(Items listed in a dataset)
--- start ---
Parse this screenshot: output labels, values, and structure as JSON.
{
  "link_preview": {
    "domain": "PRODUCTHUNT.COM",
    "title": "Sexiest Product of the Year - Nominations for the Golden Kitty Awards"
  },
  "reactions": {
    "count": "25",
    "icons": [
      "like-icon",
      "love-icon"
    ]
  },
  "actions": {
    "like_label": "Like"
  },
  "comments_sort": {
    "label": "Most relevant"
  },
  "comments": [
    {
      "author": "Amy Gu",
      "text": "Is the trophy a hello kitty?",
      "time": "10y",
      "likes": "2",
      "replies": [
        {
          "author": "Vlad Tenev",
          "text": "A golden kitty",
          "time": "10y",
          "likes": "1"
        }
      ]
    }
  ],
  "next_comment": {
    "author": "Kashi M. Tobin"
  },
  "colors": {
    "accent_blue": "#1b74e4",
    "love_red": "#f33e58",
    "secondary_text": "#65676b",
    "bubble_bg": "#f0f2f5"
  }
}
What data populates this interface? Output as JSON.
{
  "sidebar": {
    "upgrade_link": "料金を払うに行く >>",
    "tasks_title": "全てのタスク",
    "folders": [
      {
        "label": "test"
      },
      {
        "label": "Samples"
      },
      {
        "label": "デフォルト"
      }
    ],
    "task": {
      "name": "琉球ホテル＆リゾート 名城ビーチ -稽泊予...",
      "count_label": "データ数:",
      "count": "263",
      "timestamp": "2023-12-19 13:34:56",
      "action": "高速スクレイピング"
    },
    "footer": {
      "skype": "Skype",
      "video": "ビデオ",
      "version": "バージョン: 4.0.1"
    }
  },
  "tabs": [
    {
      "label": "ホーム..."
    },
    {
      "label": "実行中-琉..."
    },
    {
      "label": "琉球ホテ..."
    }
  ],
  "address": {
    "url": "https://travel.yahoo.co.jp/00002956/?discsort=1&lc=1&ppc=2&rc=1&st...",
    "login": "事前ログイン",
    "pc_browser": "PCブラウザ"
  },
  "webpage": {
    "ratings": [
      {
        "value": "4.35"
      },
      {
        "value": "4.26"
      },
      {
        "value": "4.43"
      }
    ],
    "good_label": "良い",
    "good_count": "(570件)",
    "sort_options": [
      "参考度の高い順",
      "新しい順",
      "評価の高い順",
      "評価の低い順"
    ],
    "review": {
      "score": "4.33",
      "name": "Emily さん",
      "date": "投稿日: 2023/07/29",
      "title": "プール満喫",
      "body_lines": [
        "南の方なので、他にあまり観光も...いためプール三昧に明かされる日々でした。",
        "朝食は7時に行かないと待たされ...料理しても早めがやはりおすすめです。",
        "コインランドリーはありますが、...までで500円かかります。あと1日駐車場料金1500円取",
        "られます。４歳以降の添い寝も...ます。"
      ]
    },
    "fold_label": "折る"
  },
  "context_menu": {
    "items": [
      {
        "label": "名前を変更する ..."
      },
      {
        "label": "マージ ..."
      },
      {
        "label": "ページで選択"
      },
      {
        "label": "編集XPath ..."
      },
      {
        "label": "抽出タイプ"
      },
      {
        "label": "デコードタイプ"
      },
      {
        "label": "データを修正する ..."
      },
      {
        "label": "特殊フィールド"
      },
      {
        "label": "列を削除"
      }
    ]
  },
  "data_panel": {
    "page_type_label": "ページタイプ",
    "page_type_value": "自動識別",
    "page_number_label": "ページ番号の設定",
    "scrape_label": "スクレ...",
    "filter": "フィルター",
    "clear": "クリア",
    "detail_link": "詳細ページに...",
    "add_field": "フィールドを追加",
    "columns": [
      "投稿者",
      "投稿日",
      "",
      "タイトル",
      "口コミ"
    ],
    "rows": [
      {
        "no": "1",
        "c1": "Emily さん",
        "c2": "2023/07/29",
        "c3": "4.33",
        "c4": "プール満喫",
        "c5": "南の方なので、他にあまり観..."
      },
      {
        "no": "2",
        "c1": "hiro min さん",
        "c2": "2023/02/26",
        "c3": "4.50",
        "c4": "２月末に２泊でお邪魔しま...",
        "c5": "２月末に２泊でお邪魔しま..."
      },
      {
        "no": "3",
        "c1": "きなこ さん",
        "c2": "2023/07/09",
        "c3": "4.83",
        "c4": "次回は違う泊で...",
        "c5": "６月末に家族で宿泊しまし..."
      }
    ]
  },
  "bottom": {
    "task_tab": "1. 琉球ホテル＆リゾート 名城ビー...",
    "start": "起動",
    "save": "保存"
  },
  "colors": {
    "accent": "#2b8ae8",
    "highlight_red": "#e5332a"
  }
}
--- end ---
§ TASK DESCRIPTION: For each line of the listing that holds the word "JSON", show that line.

§ RESULT BELOW:
Parse this screenshot: output labels, values, and structure as JSON.
What data populates this interface? Output as JSON.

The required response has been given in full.